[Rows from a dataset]
----------------

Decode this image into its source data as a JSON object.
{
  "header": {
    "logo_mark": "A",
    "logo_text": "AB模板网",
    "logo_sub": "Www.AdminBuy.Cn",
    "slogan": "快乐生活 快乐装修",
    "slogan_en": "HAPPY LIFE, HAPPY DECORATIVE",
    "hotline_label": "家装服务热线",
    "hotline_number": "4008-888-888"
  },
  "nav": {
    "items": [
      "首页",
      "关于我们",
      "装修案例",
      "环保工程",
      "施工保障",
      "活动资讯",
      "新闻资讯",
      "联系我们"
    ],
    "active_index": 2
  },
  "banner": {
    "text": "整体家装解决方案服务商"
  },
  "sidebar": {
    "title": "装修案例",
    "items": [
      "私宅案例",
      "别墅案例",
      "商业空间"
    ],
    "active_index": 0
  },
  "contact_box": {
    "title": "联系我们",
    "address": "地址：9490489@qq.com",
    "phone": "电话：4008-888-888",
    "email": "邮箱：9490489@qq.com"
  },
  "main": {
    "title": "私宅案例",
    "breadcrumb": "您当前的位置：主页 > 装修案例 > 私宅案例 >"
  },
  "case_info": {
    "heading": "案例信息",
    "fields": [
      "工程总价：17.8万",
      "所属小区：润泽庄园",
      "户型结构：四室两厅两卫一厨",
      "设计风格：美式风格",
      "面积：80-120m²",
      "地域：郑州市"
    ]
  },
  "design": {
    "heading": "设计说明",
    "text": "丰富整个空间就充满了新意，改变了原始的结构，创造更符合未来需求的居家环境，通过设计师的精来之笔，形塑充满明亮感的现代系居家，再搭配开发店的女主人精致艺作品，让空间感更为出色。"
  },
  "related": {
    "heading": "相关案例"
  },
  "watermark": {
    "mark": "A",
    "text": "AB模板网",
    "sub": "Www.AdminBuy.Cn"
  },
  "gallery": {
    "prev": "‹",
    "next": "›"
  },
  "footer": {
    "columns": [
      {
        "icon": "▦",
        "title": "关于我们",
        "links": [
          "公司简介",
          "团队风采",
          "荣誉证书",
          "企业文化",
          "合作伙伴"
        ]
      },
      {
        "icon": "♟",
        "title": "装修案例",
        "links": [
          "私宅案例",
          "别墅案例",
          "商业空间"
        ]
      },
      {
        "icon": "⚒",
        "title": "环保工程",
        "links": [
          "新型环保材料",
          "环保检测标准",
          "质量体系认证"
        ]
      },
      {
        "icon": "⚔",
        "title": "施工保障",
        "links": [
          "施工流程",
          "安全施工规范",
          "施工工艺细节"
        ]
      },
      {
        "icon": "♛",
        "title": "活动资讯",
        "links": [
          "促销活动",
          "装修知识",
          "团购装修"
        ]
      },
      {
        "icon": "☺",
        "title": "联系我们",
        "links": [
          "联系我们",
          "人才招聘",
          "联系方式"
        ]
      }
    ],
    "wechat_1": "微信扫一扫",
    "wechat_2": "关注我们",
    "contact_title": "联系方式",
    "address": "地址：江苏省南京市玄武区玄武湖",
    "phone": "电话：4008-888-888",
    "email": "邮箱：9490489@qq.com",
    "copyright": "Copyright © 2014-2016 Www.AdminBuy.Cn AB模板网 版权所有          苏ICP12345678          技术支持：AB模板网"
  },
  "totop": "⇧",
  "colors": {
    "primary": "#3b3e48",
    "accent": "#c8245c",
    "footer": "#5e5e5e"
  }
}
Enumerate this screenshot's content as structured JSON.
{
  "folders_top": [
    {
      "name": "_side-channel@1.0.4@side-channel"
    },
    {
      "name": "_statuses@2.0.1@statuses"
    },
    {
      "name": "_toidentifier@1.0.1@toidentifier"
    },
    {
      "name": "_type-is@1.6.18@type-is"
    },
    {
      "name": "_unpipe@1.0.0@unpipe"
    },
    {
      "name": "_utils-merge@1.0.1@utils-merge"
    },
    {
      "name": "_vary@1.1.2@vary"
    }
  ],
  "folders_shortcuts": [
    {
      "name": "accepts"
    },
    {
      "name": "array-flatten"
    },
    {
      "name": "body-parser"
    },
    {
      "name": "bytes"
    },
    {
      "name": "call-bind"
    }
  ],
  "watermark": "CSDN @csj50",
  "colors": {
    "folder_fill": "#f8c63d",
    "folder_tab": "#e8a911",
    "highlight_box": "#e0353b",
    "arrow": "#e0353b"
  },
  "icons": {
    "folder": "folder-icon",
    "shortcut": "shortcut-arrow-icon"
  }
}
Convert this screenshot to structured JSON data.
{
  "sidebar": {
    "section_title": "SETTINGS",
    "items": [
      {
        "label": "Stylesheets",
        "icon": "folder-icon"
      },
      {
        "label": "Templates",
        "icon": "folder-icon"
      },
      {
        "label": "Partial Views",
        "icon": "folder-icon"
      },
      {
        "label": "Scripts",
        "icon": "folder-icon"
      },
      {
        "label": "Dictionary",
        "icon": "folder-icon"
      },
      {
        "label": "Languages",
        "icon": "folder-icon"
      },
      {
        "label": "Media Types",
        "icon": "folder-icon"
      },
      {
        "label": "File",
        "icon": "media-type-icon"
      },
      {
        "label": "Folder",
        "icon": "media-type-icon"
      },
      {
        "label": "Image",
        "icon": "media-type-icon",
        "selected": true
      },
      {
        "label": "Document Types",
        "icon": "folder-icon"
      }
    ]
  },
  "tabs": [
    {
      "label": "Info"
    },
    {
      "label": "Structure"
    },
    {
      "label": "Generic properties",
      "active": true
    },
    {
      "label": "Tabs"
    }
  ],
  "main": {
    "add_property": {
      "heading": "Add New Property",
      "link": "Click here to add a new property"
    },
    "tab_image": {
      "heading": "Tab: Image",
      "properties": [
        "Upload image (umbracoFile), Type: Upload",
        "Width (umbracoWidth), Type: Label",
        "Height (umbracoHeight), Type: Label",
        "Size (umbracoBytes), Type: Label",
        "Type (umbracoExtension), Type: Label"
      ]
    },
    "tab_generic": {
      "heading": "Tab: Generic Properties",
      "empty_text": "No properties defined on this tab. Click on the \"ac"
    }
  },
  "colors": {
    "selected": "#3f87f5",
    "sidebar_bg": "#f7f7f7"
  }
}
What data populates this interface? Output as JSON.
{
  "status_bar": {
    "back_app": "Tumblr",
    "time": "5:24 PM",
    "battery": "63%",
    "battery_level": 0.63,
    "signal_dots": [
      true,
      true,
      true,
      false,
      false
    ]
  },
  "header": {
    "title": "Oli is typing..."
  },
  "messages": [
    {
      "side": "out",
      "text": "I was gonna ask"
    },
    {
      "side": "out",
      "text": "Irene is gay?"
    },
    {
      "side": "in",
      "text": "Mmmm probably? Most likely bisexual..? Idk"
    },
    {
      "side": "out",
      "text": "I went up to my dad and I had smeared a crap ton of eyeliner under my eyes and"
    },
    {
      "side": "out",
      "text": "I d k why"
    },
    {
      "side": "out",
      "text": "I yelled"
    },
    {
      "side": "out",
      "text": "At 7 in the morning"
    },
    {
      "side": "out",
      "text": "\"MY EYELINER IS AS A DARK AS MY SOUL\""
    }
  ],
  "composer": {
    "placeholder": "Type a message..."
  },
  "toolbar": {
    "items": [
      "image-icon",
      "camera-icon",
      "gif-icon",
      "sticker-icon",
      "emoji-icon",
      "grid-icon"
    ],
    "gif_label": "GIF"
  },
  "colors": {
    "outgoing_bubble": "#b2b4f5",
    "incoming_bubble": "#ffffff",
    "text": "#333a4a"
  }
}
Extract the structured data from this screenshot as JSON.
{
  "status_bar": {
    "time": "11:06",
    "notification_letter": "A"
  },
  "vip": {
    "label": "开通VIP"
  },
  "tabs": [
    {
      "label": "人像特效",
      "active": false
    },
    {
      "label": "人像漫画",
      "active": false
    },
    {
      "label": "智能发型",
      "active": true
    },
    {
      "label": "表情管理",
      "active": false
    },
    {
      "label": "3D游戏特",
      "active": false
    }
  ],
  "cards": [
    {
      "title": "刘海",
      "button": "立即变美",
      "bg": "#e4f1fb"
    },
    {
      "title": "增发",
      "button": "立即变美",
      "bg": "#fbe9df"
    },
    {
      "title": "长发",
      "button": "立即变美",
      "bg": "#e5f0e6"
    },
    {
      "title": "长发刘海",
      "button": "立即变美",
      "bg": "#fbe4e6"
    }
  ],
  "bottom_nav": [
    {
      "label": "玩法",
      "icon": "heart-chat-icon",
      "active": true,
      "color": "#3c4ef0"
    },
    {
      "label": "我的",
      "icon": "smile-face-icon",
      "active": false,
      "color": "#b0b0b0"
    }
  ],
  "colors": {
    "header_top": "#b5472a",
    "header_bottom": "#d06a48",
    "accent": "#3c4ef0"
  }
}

----------------

> **EXERCISE DETAILS**
Look over the listing above. Pick out and copy every line that includes "Click".

> **EXERCISE ANSWER**
      "link": "Click here to add a new property"
      "empty_text": "No properties defined on this tab. Click on the \"ac"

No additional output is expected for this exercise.